● **Task prompt**
Scan the lines below for the word "Answer". Copy each line you find it in.

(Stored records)

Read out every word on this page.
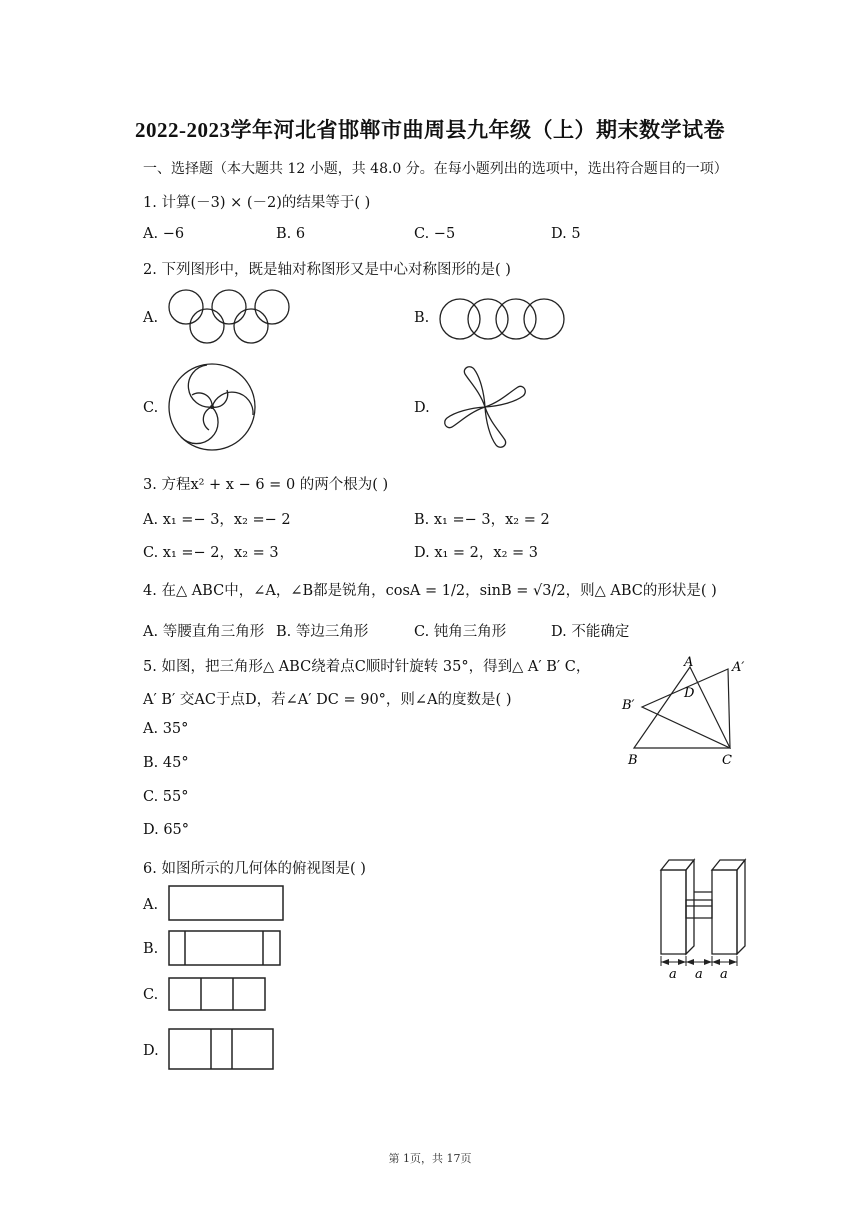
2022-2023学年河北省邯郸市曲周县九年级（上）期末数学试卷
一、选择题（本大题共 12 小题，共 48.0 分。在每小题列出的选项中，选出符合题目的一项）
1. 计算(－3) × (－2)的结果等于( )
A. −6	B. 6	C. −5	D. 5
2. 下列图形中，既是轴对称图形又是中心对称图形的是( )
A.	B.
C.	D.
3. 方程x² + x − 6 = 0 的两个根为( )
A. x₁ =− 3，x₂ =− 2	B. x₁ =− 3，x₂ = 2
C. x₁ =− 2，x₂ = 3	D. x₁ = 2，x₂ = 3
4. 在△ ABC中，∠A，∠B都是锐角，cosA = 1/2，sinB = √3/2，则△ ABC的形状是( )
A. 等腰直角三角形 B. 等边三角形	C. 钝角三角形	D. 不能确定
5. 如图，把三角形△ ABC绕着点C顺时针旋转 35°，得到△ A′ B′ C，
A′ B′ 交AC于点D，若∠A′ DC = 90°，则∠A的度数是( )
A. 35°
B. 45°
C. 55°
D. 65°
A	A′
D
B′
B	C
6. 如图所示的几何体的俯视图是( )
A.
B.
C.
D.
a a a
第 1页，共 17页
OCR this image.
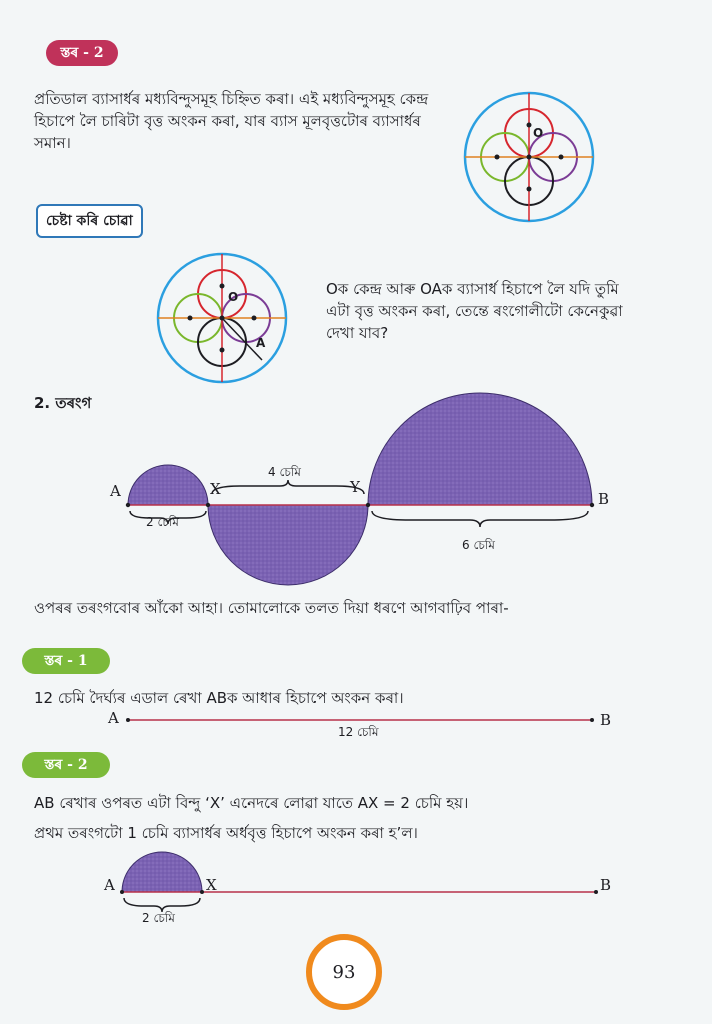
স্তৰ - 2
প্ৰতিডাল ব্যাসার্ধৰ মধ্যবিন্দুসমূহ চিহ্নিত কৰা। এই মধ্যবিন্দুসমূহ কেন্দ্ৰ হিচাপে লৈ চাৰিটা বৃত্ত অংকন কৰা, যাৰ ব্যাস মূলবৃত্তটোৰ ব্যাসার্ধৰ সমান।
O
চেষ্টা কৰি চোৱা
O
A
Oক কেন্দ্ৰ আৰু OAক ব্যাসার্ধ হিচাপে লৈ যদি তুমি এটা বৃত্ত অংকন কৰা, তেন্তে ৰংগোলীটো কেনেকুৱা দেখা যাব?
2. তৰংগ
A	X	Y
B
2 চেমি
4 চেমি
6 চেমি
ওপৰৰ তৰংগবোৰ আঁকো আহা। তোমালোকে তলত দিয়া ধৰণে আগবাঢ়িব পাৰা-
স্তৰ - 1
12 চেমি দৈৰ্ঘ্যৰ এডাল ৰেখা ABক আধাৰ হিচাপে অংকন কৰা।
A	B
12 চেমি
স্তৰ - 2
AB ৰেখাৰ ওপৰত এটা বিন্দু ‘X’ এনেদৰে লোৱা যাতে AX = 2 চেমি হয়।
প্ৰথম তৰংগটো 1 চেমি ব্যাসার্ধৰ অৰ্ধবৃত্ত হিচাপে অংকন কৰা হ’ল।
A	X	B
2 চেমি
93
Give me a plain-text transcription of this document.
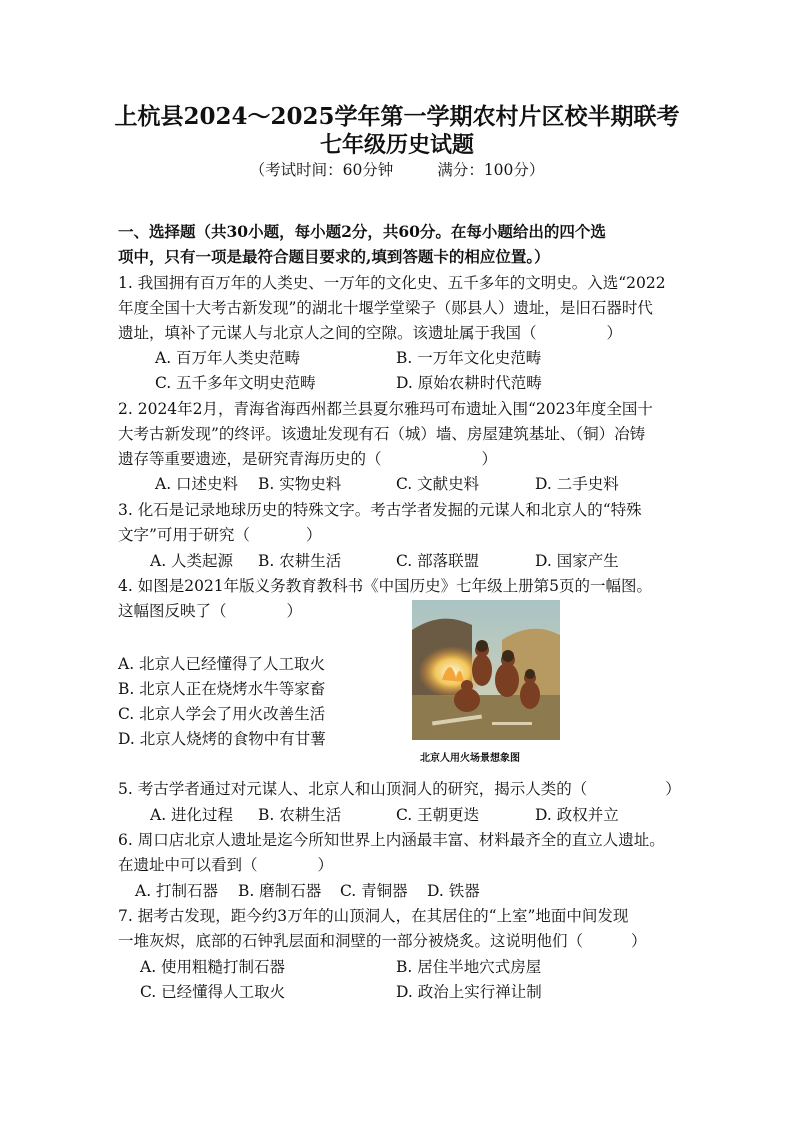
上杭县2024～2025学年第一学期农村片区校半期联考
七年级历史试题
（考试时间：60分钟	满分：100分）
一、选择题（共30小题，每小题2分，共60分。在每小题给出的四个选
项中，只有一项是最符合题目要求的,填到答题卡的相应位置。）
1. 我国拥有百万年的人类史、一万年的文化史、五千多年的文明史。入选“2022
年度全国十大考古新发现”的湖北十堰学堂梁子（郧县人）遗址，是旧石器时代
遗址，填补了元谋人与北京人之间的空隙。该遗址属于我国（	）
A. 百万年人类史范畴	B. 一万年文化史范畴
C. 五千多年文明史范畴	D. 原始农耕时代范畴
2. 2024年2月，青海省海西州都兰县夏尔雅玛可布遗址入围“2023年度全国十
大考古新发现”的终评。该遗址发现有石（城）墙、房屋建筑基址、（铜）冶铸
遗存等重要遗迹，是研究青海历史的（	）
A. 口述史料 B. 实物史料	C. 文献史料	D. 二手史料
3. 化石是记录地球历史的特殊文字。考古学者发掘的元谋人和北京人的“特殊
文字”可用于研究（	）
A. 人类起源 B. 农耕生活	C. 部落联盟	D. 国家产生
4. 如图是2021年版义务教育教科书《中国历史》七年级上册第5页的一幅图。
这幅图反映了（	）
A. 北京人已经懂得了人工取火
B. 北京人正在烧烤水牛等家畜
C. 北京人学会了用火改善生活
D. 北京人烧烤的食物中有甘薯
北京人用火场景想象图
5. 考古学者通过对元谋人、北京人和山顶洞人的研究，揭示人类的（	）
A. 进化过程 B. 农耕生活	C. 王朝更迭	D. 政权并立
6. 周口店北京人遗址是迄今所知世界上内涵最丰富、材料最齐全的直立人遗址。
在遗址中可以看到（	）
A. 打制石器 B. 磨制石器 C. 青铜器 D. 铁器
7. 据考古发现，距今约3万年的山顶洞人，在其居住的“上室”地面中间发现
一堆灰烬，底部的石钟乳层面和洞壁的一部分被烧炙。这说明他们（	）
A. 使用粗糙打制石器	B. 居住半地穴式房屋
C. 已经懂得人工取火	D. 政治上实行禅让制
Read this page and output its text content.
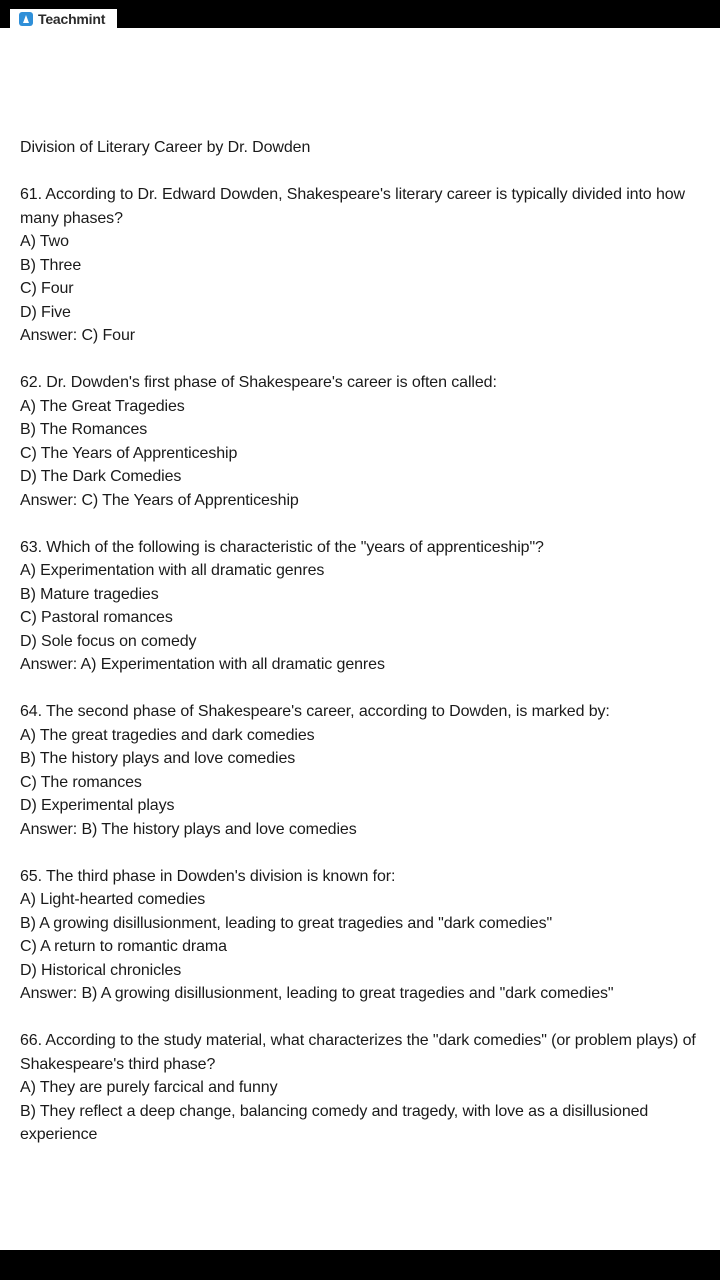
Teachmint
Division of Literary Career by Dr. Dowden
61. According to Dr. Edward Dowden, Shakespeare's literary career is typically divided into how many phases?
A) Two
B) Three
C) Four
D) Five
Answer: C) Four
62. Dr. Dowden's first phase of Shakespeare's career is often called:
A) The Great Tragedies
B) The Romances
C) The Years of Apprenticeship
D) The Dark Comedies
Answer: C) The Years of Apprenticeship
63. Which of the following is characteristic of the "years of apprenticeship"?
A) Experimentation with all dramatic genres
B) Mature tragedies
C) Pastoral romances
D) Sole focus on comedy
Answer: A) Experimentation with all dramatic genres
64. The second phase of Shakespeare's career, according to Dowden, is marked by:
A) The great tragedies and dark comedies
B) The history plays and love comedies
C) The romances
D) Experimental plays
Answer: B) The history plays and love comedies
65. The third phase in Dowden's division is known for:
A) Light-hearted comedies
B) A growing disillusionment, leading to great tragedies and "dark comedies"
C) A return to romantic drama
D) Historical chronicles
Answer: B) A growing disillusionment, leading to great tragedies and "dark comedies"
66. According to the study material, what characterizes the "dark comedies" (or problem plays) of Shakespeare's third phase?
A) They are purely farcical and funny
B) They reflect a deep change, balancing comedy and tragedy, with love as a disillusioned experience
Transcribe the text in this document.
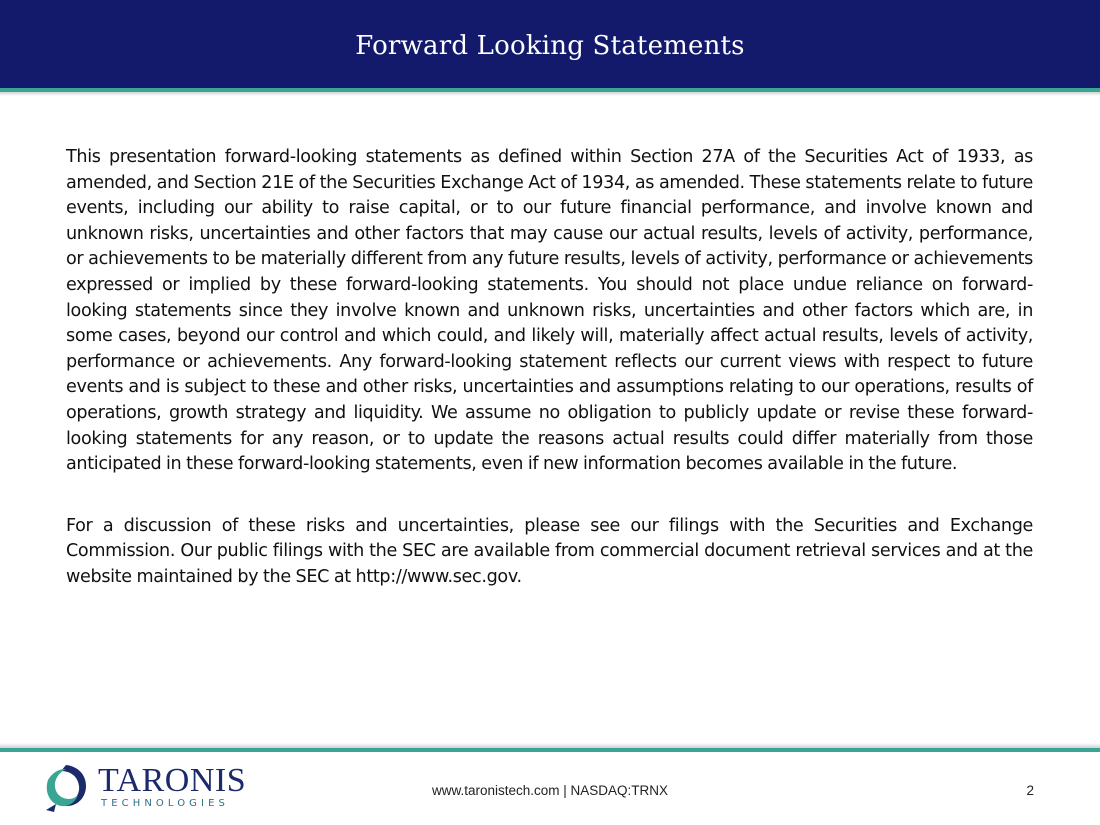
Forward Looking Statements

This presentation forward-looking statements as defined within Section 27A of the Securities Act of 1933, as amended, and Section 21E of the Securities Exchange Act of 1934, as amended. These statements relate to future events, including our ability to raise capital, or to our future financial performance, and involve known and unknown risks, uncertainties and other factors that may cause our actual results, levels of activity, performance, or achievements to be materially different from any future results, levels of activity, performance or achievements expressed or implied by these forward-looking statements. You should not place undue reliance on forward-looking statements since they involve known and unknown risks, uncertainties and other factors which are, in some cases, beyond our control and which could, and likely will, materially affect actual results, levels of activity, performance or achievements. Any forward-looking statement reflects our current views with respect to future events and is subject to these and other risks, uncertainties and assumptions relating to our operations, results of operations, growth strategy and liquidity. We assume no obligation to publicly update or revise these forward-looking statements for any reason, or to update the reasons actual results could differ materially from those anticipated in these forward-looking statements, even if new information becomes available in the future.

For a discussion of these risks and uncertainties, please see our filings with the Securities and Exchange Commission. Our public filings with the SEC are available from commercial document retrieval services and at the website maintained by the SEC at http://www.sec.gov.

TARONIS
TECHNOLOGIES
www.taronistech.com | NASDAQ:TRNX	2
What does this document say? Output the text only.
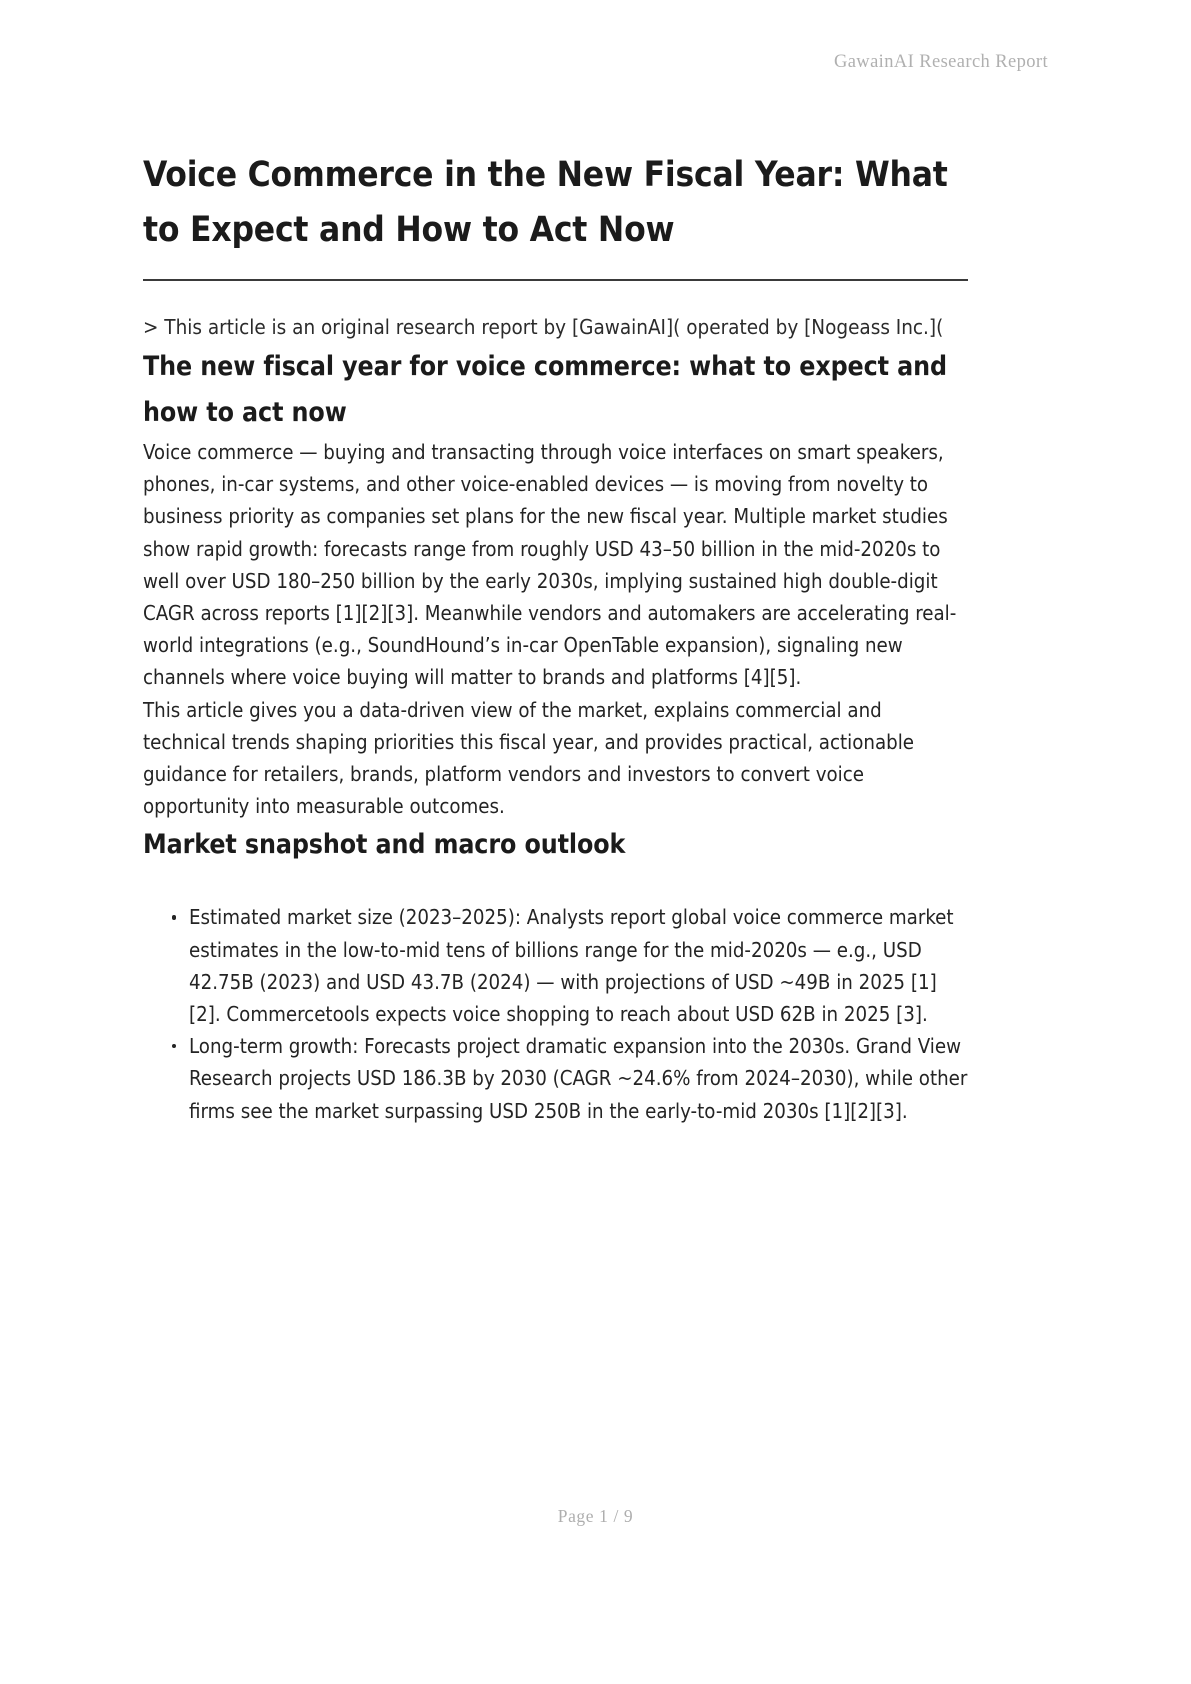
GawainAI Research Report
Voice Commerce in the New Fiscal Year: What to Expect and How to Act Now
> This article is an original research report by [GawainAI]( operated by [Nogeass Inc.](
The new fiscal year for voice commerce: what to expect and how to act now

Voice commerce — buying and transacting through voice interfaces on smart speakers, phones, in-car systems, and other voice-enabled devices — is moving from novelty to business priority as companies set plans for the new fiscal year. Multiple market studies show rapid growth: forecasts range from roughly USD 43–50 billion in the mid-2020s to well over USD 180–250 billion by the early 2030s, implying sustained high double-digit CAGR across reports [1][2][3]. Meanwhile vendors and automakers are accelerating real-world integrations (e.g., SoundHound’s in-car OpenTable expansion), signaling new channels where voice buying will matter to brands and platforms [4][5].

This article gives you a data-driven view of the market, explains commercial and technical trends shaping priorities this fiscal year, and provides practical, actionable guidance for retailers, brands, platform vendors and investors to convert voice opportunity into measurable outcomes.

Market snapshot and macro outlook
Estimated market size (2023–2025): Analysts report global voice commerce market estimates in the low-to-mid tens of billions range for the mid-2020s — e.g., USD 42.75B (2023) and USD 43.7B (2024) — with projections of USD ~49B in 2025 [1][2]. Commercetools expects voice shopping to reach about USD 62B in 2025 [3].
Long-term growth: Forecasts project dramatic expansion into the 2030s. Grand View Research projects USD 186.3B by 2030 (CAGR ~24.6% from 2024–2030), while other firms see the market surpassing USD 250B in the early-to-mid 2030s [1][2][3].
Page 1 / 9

● **Result of this exercise**
Answer: C) Four
Answer: C) The Years of Apprenticeship
Answer: A) Experimentation with all dramatic genres
Answer: B) The history plays and love comedies
Answer: B) A growing disillusionment, leading to great tragedies and "dark comedies"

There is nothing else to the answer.